◆ **PROBLEM TO SOLVE**: Leave the pictures out and print every record below exactly as it stands.

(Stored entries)
┌────────
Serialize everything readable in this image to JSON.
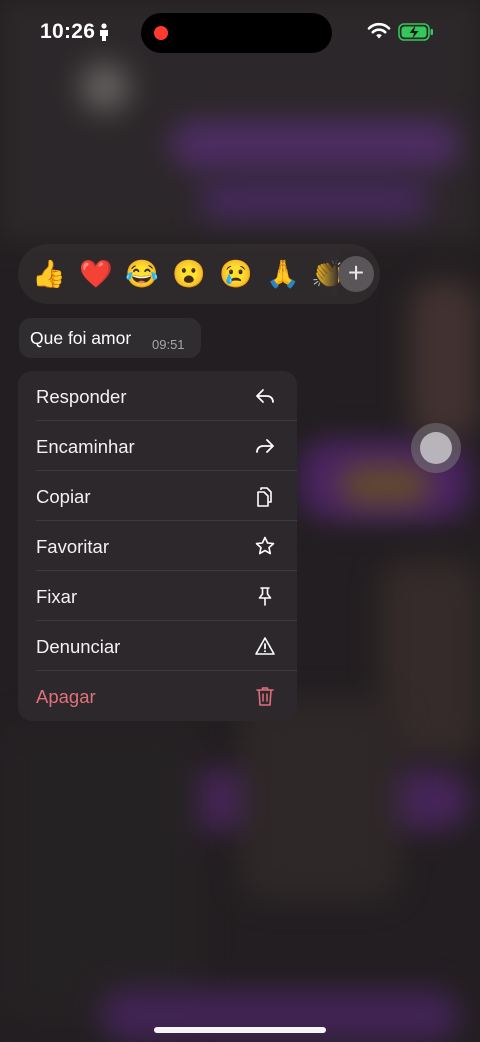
{
  "status_bar": {
    "time": "10:26",
    "icons": [
      "person-icon",
      "wifi-icon",
      "battery-charging-icon"
    ]
  },
  "reactions": {
    "emojis": [
      "👍",
      "❤️",
      "😂",
      "😮",
      "😢",
      "🙏",
      "👏"
    ],
    "add_label": "+"
  },
  "message": {
    "text": "Que foi amor",
    "time": "09:51"
  },
  "context_menu": {
    "items": [
      {
        "label": "Responder",
        "icon": "reply-icon"
      },
      {
        "label": "Encaminhar",
        "icon": "forward-icon"
      },
      {
        "label": "Copiar",
        "icon": "copy-icon"
      },
      {
        "label": "Favoritar",
        "icon": "star-icon"
      },
      {
        "label": "Fixar",
        "icon": "pin-icon"
      },
      {
        "label": "Denunciar",
        "icon": "warning-icon"
      },
      {
        "label": "Apagar",
        "icon": "trash-icon"
      }
    ]
  },
  "colors": {
    "danger": "#e0707e",
    "recording_dot": "#ff3b30",
    "battery_charge": "#34c759",
    "accent_purple": "#7a3aa6"
  }
}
└────────
◆ **OUTPUT BELOW**:
Serialize everything readable in this image to JSON.
{
  "status_bar": {
    "time": "10:26",
    "icons": [
      "person-icon",
      "wifi-icon",
      "battery-charging-icon"
    ]
  },
  "reactions": {
    "emojis": [
      "👍",
      "❤️",
      "😂",
      "😮",
      "😢",
      "🙏",
      "👏"
    ],
    "add_label": "+"
  },
  "message": {
    "text": "Que foi amor",
    "time": "09:51"
  },
  "context_menu": {
    "items": [
      {
        "label": "Responder",
        "icon": "reply-icon"
      },
      {
        "label": "Encaminhar",
        "icon": "forward-icon"
      },
      {
        "label": "Copiar",
        "icon": "copy-icon"
      },
      {
        "label": "Favoritar",
        "icon": "star-icon"
      },
      {
        "label": "Fixar",
        "icon": "pin-icon"
      },
      {
        "label": "Denunciar",
        "icon": "warning-icon"
      },
      {
        "label": "Apagar",
        "icon": "trash-icon"
      }
    ]
  },
  "colors": {
    "danger": "#e0707e",
    "recording_dot": "#ff3b30",
    "battery_charge": "#34c759",
    "accent_purple": "#7a3aa6"
  }
}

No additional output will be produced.